Record extracts:

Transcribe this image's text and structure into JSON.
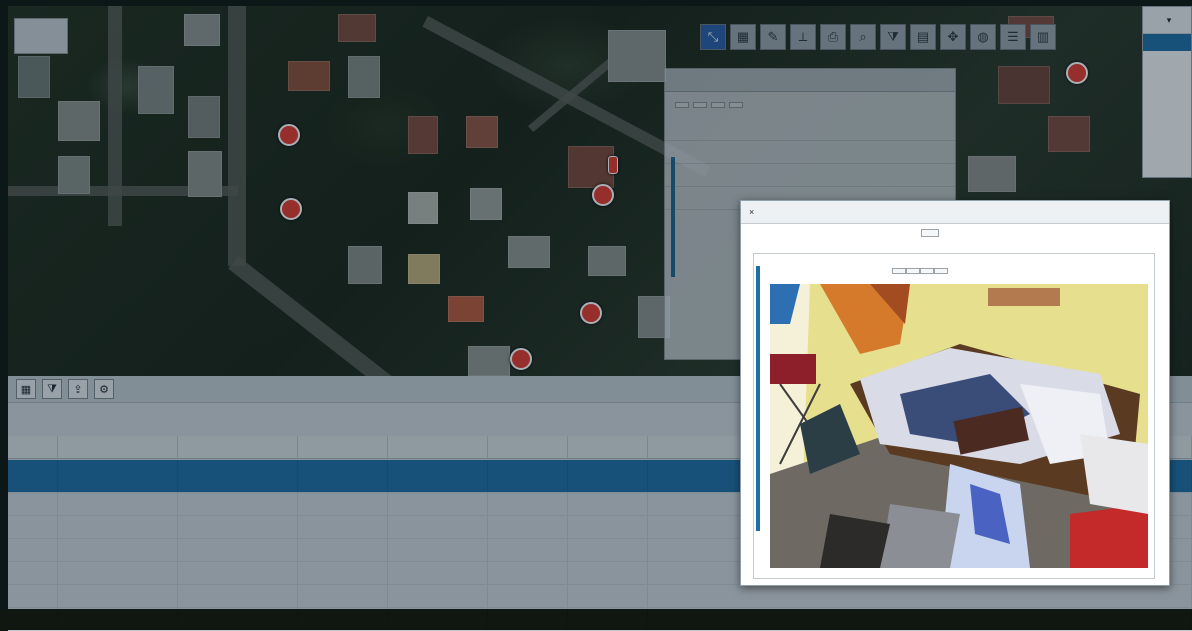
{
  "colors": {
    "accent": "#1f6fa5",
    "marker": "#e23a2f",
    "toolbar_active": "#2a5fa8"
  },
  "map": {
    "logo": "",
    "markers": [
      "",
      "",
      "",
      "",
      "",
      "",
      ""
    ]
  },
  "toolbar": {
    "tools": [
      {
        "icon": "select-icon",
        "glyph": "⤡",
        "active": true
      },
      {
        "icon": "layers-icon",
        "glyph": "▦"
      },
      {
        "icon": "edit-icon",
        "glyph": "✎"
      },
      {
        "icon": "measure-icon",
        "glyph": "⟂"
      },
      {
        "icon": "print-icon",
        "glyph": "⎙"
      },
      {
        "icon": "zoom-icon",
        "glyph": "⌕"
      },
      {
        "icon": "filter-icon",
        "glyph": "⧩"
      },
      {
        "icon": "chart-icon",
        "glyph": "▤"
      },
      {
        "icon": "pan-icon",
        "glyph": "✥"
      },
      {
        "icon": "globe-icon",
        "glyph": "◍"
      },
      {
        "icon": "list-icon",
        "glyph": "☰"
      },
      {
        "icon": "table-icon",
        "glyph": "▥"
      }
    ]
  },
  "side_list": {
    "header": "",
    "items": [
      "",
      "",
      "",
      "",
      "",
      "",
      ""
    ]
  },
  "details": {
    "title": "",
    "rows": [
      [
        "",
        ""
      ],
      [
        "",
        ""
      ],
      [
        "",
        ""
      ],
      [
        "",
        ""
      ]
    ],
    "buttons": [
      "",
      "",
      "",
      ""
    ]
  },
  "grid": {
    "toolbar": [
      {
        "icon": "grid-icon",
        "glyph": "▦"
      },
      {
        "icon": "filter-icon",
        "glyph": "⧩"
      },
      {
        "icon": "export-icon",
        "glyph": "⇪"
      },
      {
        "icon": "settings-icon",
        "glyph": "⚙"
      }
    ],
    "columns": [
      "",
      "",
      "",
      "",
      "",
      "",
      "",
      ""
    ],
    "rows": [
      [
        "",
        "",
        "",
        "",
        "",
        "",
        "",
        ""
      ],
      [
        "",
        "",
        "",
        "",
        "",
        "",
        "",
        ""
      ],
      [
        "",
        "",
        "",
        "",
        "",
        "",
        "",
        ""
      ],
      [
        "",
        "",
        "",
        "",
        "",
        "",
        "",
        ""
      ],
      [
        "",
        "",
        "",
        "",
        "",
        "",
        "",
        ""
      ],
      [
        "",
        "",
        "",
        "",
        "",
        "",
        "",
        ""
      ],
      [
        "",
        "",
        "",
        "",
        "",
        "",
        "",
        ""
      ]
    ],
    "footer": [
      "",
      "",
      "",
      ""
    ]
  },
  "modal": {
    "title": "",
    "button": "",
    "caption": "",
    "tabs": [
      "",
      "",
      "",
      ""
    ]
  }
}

...

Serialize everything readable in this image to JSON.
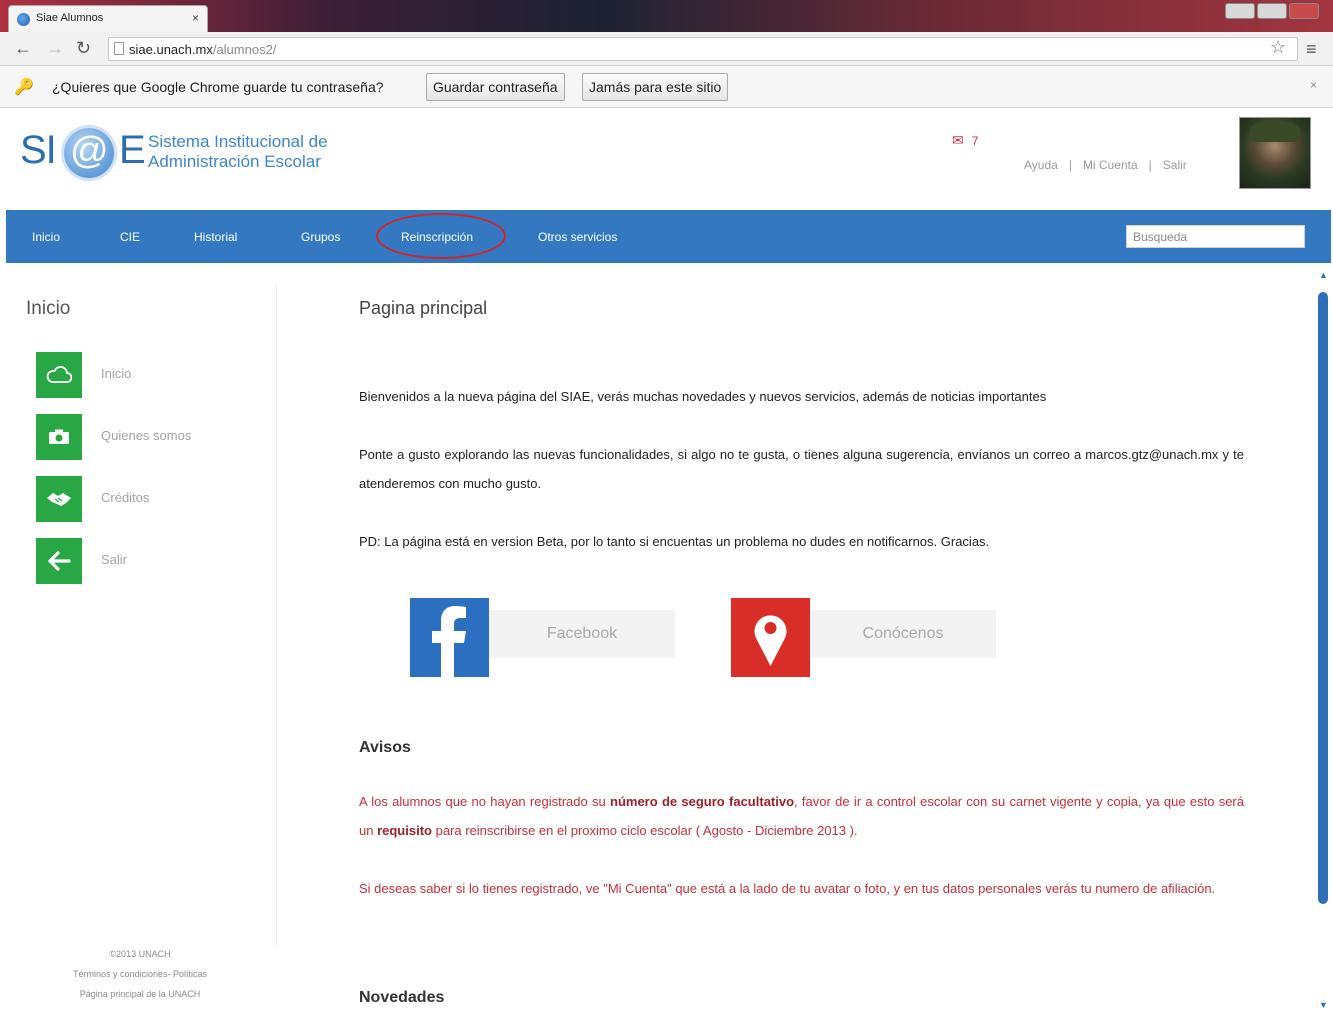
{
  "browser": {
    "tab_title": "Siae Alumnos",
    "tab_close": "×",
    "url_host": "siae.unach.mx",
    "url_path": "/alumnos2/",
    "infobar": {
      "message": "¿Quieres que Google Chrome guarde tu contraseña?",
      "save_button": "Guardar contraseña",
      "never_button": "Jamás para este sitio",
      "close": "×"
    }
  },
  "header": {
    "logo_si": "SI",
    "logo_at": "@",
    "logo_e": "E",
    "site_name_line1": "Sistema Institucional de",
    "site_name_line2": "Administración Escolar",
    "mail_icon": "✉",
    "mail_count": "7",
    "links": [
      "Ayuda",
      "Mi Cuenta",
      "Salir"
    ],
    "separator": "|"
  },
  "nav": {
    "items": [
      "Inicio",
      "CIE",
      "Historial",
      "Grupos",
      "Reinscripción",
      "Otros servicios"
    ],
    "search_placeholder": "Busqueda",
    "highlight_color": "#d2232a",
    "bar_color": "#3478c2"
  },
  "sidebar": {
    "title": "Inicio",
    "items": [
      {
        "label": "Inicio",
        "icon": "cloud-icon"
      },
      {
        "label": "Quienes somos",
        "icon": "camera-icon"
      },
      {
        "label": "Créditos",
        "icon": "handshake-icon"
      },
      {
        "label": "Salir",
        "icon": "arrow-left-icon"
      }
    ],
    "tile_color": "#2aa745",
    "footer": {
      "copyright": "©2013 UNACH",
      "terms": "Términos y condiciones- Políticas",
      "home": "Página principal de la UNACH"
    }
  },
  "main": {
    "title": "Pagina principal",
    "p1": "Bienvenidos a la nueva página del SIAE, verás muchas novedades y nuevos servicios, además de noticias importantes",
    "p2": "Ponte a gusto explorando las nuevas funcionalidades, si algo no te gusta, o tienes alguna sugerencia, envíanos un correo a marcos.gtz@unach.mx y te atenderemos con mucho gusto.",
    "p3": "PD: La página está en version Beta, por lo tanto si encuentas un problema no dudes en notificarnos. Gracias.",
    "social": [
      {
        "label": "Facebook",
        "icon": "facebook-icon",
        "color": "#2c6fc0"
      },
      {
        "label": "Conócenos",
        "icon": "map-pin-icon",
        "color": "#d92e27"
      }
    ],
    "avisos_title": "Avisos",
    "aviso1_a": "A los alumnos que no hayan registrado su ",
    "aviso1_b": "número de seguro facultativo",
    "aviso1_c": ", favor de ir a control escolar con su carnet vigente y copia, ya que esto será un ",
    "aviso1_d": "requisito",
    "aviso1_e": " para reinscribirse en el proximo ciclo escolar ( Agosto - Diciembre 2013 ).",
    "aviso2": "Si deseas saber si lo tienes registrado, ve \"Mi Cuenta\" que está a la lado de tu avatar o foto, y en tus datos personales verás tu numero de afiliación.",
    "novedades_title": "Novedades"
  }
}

Exercise brief: Look through the listing above. Pick out each line with "principal" and copy it.

Exercise result:
      "home": "Página principal de la UNACH"
    "title": "Pagina principal",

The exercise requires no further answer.